Records from a collection

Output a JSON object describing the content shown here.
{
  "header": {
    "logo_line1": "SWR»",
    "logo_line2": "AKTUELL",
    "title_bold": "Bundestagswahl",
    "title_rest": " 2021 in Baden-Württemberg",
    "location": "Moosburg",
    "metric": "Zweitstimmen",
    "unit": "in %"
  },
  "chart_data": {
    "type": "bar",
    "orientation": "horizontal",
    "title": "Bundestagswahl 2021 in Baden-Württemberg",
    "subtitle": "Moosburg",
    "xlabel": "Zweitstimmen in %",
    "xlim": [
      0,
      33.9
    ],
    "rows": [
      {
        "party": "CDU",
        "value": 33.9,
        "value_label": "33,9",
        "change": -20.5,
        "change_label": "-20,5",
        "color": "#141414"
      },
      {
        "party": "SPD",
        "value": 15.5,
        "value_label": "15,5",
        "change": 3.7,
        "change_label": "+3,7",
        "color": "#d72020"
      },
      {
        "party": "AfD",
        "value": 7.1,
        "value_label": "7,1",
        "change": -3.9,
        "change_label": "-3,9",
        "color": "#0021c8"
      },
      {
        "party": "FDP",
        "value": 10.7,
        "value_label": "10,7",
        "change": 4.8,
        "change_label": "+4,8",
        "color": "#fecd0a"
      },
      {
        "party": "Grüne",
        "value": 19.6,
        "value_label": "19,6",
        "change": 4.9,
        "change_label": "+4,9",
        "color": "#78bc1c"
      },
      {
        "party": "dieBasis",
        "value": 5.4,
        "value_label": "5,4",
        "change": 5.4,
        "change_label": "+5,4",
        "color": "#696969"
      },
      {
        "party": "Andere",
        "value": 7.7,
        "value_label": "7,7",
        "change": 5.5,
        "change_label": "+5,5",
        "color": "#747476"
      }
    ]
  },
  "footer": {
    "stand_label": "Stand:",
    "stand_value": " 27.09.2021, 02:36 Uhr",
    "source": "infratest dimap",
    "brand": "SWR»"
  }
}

Problem statement: Repeat the records above in full, character for character.

Written response:
Output a JSON object describing the content shown here.
{
  "header": {
    "logo_line1": "SWR»",
    "logo_line2": "AKTUELL",
    "title_bold": "Bundestagswahl",
    "title_rest": " 2021 in Baden-Württemberg",
    "location": "Moosburg",
    "metric": "Zweitstimmen",
    "unit": "in %"
  },
  "chart_data": {
    "type": "bar",
    "orientation": "horizontal",
    "title": "Bundestagswahl 2021 in Baden-Württemberg",
    "subtitle": "Moosburg",
    "xlabel": "Zweitstimmen in %",
    "xlim": [
      0,
      33.9
    ],
    "rows": [
      {
        "party": "CDU",
        "value": 33.9,
        "value_label": "33,9",
        "change": -20.5,
        "change_label": "-20,5",
        "color": "#141414"
      },
      {
        "party": "SPD",
        "value": 15.5,
        "value_label": "15,5",
        "change": 3.7,
        "change_label": "+3,7",
        "color": "#d72020"
      },
      {
        "party": "AfD",
        "value": 7.1,
        "value_label": "7,1",
        "change": -3.9,
        "change_label": "-3,9",
        "color": "#0021c8"
      },
      {
        "party": "FDP",
        "value": 10.7,
        "value_label": "10,7",
        "change": 4.8,
        "change_label": "+4,8",
        "color": "#fecd0a"
      },
      {
        "party": "Grüne",
        "value": 19.6,
        "value_label": "19,6",
        "change": 4.9,
        "change_label": "+4,9",
        "color": "#78bc1c"
      },
      {
        "party": "dieBasis",
        "value": 5.4,
        "value_label": "5,4",
        "change": 5.4,
        "change_label": "+5,4",
        "color": "#696969"
      },
      {
        "party": "Andere",
        "value": 7.7,
        "value_label": "7,7",
        "change": 5.5,
        "change_label": "+5,5",
        "color": "#747476"
      }
    ]
  },
  "footer": {
    "stand_label": "Stand:",
    "stand_value": " 27.09.2021, 02:36 Uhr",
    "source": "infratest dimap",
    "brand": "SWR»"
  }
}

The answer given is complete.